** Start **

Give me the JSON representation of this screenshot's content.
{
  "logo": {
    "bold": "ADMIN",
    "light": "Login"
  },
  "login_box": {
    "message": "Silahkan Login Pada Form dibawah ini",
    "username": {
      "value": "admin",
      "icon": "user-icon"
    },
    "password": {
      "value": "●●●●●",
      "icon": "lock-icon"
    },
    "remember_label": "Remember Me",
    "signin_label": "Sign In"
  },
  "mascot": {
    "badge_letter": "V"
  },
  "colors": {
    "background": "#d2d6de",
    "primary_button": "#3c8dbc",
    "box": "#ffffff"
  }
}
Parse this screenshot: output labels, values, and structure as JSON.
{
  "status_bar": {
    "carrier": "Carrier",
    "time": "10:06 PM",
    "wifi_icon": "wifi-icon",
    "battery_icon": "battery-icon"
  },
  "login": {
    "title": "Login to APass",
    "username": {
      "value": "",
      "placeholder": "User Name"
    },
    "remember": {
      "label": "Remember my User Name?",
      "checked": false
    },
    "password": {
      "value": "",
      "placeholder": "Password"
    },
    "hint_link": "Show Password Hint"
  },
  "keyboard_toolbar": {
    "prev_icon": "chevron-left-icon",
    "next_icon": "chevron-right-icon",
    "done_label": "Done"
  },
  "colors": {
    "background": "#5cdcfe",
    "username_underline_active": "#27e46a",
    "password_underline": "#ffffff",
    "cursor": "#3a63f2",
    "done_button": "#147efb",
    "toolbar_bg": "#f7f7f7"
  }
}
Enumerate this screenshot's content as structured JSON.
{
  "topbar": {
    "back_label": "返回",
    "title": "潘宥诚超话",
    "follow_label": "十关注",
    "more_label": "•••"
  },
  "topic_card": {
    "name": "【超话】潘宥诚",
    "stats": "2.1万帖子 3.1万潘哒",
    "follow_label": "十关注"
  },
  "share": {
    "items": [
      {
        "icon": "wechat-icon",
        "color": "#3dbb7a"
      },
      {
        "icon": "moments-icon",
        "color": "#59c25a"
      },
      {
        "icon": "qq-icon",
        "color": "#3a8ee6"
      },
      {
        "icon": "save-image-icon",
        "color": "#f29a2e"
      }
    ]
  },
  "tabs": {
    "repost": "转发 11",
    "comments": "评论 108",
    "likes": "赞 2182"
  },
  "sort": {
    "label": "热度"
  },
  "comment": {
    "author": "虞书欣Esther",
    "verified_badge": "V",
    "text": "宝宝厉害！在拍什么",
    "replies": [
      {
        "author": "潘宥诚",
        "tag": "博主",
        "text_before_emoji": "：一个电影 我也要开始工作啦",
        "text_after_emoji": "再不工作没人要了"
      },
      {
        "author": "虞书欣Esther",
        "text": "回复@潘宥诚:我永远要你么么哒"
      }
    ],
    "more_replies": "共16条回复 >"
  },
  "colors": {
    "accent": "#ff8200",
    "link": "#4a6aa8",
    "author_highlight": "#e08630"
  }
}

** End **

Task goal: For this exercise, gather every line of the data that contains the word "placeholder".

Answer to the problem:
      "placeholder": "User Name"
      "placeholder": "Password"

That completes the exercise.